● **WHAT THE TASK ASKS**: Swap "bounding boxes" for "pixel coordinates" in the stretch from the start of the records through the line containing "525, 312, 535]", and leave everything else unchanged.

Records excerpted from a collection

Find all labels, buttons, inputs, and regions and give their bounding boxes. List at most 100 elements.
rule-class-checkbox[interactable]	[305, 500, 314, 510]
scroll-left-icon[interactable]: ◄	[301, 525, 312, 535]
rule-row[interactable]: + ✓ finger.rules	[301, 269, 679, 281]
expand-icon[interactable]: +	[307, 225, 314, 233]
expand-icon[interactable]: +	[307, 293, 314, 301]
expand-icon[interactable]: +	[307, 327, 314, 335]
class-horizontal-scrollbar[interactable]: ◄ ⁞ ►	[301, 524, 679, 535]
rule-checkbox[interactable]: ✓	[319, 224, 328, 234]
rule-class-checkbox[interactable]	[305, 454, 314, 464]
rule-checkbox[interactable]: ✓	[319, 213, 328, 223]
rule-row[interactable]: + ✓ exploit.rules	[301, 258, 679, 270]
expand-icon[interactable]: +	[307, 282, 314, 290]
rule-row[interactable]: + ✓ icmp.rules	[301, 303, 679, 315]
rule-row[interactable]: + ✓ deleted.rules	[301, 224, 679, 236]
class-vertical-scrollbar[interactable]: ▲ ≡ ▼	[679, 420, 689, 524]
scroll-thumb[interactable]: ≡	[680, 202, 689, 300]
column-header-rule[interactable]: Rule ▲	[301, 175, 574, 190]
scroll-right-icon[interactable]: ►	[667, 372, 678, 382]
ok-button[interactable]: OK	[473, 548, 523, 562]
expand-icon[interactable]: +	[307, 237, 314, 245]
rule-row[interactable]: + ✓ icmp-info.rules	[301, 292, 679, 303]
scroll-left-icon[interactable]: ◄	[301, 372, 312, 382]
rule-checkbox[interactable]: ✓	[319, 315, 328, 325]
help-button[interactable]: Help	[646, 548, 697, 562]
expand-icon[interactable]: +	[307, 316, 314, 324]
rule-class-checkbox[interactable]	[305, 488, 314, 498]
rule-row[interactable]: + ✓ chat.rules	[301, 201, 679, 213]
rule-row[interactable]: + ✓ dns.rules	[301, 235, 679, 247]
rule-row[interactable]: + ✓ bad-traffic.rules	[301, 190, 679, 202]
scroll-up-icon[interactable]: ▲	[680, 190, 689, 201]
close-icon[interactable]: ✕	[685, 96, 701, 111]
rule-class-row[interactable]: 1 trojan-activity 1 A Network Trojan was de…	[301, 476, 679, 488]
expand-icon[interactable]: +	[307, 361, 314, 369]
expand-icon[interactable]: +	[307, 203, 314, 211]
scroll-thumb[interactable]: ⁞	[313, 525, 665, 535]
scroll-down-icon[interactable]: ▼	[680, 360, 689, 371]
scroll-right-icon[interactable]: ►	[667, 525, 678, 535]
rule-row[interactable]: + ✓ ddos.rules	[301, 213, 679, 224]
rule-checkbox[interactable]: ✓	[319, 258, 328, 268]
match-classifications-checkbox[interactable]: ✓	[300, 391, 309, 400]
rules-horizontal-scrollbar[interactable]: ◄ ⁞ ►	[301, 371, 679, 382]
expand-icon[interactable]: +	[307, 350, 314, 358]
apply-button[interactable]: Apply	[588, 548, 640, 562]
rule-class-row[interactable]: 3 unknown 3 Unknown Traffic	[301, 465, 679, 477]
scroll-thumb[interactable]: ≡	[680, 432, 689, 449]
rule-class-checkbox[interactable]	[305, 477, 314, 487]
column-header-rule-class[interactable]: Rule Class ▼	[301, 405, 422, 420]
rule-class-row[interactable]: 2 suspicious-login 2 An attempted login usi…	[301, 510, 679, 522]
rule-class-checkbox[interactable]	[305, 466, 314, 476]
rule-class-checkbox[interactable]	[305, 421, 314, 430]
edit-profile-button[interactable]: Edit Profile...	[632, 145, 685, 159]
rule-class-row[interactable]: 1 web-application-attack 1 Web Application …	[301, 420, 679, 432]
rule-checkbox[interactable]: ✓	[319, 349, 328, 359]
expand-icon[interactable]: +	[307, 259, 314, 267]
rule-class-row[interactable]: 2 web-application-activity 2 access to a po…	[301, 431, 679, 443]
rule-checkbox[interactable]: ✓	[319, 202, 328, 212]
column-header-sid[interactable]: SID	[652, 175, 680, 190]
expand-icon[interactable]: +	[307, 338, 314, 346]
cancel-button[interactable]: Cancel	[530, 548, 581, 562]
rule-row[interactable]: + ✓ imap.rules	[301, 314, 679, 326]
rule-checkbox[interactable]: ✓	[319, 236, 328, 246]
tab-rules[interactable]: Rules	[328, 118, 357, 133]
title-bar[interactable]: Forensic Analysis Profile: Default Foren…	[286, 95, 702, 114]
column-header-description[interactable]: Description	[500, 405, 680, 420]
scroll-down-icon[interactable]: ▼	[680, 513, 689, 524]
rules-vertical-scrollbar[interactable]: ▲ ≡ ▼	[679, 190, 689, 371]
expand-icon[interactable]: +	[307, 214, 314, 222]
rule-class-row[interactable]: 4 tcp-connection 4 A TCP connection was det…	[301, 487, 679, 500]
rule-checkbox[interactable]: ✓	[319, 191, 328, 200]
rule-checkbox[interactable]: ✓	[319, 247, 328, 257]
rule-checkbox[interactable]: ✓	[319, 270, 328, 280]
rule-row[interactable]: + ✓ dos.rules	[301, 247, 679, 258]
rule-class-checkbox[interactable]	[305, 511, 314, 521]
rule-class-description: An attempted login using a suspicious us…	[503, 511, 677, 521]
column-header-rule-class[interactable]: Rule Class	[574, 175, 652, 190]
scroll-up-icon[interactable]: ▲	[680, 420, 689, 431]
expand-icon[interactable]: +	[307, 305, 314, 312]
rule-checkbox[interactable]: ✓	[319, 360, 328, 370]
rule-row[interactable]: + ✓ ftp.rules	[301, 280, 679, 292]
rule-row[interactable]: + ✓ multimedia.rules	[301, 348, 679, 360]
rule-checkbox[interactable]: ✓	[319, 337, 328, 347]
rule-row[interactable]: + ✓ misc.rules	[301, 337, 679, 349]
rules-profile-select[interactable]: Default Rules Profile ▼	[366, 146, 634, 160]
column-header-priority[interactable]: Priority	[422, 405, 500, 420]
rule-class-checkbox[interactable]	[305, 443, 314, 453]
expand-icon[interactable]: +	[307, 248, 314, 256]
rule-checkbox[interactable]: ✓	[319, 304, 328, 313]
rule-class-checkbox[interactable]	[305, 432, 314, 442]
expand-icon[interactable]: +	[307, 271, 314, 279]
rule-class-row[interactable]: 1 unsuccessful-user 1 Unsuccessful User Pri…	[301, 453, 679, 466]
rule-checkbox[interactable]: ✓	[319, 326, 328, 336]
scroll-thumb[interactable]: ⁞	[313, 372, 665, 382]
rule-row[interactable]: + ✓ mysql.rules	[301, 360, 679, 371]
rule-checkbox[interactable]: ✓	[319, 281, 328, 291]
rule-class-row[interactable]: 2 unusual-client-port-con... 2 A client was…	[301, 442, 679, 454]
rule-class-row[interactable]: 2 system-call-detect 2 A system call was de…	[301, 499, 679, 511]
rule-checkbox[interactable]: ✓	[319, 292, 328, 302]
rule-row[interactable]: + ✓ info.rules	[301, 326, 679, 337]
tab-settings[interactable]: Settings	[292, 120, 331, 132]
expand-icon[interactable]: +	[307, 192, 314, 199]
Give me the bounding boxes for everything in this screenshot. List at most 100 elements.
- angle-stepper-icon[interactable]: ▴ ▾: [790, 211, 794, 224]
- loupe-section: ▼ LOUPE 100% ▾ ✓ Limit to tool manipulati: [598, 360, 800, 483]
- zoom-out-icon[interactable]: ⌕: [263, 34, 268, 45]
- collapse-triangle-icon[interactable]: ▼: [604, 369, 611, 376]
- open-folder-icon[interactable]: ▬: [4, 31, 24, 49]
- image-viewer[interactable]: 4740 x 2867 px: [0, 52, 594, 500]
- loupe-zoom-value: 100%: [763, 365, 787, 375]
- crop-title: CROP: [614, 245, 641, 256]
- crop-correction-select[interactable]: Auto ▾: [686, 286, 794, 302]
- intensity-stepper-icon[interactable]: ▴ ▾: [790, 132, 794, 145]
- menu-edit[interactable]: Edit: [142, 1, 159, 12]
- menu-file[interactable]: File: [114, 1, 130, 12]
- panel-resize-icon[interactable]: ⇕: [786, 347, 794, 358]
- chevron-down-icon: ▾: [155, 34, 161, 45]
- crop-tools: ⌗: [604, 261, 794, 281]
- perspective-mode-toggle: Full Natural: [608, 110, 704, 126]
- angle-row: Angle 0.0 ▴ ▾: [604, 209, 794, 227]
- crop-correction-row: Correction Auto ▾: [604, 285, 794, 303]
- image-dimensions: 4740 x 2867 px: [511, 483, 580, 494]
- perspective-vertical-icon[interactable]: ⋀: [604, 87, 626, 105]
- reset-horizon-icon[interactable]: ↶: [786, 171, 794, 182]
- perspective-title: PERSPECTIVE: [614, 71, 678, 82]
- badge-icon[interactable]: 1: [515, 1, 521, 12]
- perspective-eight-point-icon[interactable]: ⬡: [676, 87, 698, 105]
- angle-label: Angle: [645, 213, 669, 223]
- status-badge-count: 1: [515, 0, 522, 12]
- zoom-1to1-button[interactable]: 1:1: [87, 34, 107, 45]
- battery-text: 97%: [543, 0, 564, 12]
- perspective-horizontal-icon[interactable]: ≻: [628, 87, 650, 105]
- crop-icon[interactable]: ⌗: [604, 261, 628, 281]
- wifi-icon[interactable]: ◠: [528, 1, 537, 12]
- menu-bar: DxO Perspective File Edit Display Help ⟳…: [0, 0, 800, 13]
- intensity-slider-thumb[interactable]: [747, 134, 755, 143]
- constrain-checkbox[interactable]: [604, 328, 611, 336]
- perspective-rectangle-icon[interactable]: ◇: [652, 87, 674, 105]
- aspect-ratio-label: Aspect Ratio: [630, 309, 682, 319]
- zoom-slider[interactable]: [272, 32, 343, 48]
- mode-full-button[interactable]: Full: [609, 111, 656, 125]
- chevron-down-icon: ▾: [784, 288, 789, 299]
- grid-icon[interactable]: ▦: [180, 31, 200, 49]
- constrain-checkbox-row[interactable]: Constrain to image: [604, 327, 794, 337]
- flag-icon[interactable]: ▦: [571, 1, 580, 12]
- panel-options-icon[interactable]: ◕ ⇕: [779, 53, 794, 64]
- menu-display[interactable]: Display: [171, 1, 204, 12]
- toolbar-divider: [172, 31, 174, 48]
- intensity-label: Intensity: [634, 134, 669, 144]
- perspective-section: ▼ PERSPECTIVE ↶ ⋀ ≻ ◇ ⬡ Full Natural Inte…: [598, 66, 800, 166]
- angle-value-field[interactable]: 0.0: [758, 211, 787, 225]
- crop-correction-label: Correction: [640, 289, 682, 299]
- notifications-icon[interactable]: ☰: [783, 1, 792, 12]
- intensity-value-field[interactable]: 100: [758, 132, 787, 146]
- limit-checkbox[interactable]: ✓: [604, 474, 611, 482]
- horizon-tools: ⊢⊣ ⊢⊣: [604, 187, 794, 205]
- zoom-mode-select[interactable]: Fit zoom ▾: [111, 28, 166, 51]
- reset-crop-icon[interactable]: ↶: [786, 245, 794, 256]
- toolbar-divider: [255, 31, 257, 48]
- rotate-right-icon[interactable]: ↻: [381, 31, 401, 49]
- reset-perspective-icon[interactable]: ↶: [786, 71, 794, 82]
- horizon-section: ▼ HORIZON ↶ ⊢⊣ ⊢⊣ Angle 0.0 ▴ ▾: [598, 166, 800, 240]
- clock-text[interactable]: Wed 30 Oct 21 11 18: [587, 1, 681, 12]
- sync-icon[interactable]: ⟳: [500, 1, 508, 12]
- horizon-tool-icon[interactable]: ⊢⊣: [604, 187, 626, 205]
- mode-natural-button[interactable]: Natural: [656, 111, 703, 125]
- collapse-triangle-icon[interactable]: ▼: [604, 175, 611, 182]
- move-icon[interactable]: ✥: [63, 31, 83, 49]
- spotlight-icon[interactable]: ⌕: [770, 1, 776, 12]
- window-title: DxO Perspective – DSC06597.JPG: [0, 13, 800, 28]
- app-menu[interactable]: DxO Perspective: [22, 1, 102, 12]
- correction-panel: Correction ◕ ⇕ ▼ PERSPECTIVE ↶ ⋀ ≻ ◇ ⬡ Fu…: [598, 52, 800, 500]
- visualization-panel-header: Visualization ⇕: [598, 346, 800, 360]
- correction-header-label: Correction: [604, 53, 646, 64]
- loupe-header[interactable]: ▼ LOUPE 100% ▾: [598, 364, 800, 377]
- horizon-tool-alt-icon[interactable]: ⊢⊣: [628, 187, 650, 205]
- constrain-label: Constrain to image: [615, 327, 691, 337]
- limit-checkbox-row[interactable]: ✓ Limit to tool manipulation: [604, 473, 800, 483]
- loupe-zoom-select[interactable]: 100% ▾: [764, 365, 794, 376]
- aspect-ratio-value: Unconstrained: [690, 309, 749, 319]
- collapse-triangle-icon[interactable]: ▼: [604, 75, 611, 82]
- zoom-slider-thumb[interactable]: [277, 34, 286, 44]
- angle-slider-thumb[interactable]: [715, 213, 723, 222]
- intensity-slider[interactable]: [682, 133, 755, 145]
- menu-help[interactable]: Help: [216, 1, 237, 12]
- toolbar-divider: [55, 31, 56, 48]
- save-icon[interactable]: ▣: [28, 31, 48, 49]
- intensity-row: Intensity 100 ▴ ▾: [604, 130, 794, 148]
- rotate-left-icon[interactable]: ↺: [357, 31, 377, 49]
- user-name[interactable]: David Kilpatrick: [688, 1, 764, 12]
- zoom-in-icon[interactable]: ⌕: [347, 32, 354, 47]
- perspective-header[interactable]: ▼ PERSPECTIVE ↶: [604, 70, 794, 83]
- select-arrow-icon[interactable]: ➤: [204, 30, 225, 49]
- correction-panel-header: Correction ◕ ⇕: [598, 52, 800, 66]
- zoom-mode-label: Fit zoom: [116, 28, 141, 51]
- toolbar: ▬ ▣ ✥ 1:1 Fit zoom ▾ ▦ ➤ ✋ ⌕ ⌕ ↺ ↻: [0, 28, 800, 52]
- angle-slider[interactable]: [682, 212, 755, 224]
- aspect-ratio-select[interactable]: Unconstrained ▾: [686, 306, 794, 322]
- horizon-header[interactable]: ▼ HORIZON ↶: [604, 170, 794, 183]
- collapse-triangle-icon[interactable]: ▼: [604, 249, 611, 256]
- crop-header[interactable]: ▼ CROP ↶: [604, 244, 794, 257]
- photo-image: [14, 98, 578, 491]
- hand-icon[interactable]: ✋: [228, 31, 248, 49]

● **SOLUTION TO THE EXERCISE**:
Find all labels, buttons, inputs, and regions and give their pixel coordinates. List at most 100 elements.
rule-class-checkbox[interactable]	[305, 500, 314, 510]
scroll-left-icon[interactable]: ◄	[301, 525, 312, 535]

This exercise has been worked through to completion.